◆ **TASK DESCRIPTION**
Transcribe the records below exactly as they appear.

◆ **LISTED ENTRIES**
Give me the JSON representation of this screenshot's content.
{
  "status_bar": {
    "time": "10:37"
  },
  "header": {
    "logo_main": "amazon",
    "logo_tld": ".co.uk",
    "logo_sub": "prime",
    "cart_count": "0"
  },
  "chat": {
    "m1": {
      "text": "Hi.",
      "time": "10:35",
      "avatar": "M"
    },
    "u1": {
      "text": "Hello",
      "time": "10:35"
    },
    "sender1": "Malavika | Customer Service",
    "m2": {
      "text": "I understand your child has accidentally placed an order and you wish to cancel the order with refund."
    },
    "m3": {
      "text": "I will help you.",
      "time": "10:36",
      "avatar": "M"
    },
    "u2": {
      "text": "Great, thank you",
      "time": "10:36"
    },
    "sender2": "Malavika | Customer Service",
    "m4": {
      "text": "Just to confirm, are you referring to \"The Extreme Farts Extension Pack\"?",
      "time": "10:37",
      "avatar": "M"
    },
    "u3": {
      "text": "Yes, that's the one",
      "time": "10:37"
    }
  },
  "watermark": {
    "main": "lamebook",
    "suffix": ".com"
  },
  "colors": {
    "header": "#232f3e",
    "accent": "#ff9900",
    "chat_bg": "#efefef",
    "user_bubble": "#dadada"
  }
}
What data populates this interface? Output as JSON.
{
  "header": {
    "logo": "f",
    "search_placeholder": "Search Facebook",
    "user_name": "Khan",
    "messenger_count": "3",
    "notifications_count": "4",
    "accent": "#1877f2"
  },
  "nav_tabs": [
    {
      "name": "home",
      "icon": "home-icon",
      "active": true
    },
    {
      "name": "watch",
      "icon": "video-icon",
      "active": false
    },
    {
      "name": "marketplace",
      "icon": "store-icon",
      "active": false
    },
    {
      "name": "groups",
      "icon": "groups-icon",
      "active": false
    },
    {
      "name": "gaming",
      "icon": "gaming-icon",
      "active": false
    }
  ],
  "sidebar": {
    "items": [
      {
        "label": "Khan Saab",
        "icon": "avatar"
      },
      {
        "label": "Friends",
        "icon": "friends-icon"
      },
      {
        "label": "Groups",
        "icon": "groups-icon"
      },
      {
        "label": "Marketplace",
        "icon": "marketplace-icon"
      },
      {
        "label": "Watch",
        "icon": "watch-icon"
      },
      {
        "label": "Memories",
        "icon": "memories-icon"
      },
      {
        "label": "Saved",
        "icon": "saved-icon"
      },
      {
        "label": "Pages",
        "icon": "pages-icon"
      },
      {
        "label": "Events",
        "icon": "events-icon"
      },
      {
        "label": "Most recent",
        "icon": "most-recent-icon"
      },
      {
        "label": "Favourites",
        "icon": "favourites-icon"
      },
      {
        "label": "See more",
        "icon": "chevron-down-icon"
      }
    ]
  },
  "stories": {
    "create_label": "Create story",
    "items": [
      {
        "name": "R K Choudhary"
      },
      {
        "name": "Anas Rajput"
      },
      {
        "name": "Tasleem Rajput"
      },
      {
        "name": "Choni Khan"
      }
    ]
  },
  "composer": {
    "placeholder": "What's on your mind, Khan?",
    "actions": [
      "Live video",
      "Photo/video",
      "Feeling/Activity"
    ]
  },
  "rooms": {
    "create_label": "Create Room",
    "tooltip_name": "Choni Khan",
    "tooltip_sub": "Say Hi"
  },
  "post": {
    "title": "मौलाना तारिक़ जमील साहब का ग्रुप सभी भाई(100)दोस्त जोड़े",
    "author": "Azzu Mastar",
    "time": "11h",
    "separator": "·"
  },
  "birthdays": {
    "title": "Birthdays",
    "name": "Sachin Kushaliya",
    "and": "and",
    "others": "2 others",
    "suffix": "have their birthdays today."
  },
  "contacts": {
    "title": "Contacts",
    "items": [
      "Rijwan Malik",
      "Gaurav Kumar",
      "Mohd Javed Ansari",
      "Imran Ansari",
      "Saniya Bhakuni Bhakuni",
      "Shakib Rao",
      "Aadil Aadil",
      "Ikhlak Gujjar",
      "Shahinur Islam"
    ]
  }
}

◆ **RESULT OF THE EXERCISE**
Give me the JSON representation of this screenshot's content.
{
  "status_bar": {
    "time": "10:37"
  },
  "header": {
    "logo_main": "amazon",
    "logo_tld": ".co.uk",
    "logo_sub": "prime",
    "cart_count": "0"
  },
  "chat": {
    "m1": {
      "text": "Hi.",
      "time": "10:35",
      "avatar": "M"
    },
    "u1": {
      "text": "Hello",
      "time": "10:35"
    },
    "sender1": "Malavika | Customer Service",
    "m2": {
      "text": "I understand your child has accidentally placed an order and you wish to cancel the order with refund."
    },
    "m3": {
      "text": "I will help you.",
      "time": "10:36",
      "avatar": "M"
    },
    "u2": {
      "text": "Great, thank you",
      "time": "10:36"
    },
    "sender2": "Malavika | Customer Service",
    "m4": {
      "text": "Just to confirm, are you referring to \"The Extreme Farts Extension Pack\"?",
      "time": "10:37",
      "avatar": "M"
    },
    "u3": {
      "text": "Yes, that's the one",
      "time": "10:37"
    }
  },
  "watermark": {
    "main": "lamebook",
    "suffix": ".com"
  },
  "colors": {
    "header": "#232f3e",
    "accent": "#ff9900",
    "chat_bg": "#efefef",
    "user_bubble": "#dadada"
  }
}
What data populates this interface? Output as JSON.
{
  "header": {
    "logo": "f",
    "search_placeholder": "Search Facebook",
    "user_name": "Khan",
    "messenger_count": "3",
    "notifications_count": "4",
    "accent": "#1877f2"
  },
  "nav_tabs": [
    {
      "name": "home",
      "icon": "home-icon",
      "active": true
    },
    {
      "name": "watch",
      "icon": "video-icon",
      "active": false
    },
    {
      "name": "marketplace",
      "icon": "store-icon",
      "active": false
    },
    {
      "name": "groups",
      "icon": "groups-icon",
      "active": false
    },
    {
      "name": "gaming",
      "icon": "gaming-icon",
      "active": false
    }
  ],
  "sidebar": {
    "items": [
      {
        "label": "Khan Saab",
        "icon": "avatar"
      },
      {
        "label": "Friends",
        "icon": "friends-icon"
      },
      {
        "label": "Groups",
        "icon": "groups-icon"
      },
      {
        "label": "Marketplace",
        "icon": "marketplace-icon"
      },
      {
        "label": "Watch",
        "icon": "watch-icon"
      },
      {
        "label": "Memories",
        "icon": "memories-icon"
      },
      {
        "label": "Saved",
        "icon": "saved-icon"
      },
      {
        "label": "Pages",
        "icon": "pages-icon"
      },
      {
        "label": "Events",
        "icon": "events-icon"
      },
      {
        "label": "Most recent",
        "icon": "most-recent-icon"
      },
      {
        "label": "Favourites",
        "icon": "favourites-icon"
      },
      {
        "label": "See more",
        "icon": "chevron-down-icon"
      }
    ]
  },
  "stories": {
    "create_label": "Create story",
    "items": [
      {
        "name": "R K Choudhary"
      },
      {
        "name": "Anas Rajput"
      },
      {
        "name": "Tasleem Rajput"
      },
      {
        "name": "Choni Khan"
      }
    ]
  },
  "composer": {
    "placeholder": "What's on your mind, Khan?",
    "actions": [
      "Live video",
      "Photo/video",
      "Feeling/Activity"
    ]
  },
  "rooms": {
    "create_label": "Create Room",
    "tooltip_name": "Choni Khan",
    "tooltip_sub": "Say Hi"
  },
  "post": {
    "title": "मौलाना तारिक़ जमील साहब का ग्रुप सभी भाई(100)दोस्त जोड़े",
    "author": "Azzu Mastar",
    "time": "11h",
    "separator": "·"
  },
  "birthdays": {
    "title": "Birthdays",
    "name": "Sachin Kushaliya",
    "and": "and",
    "others": "2 others",
    "suffix": "have their birthdays today."
  },
  "contacts": {
    "title": "Contacts",
    "items": [
      "Rijwan Malik",
      "Gaurav Kumar",
      "Mohd Javed Ansari",
      "Imran Ansari",
      "Saniya Bhakuni Bhakuni",
      "Shakib Rao",
      "Aadil Aadil",
      "Ikhlak Gujjar",
      "Shahinur Islam"
    ]
  }
}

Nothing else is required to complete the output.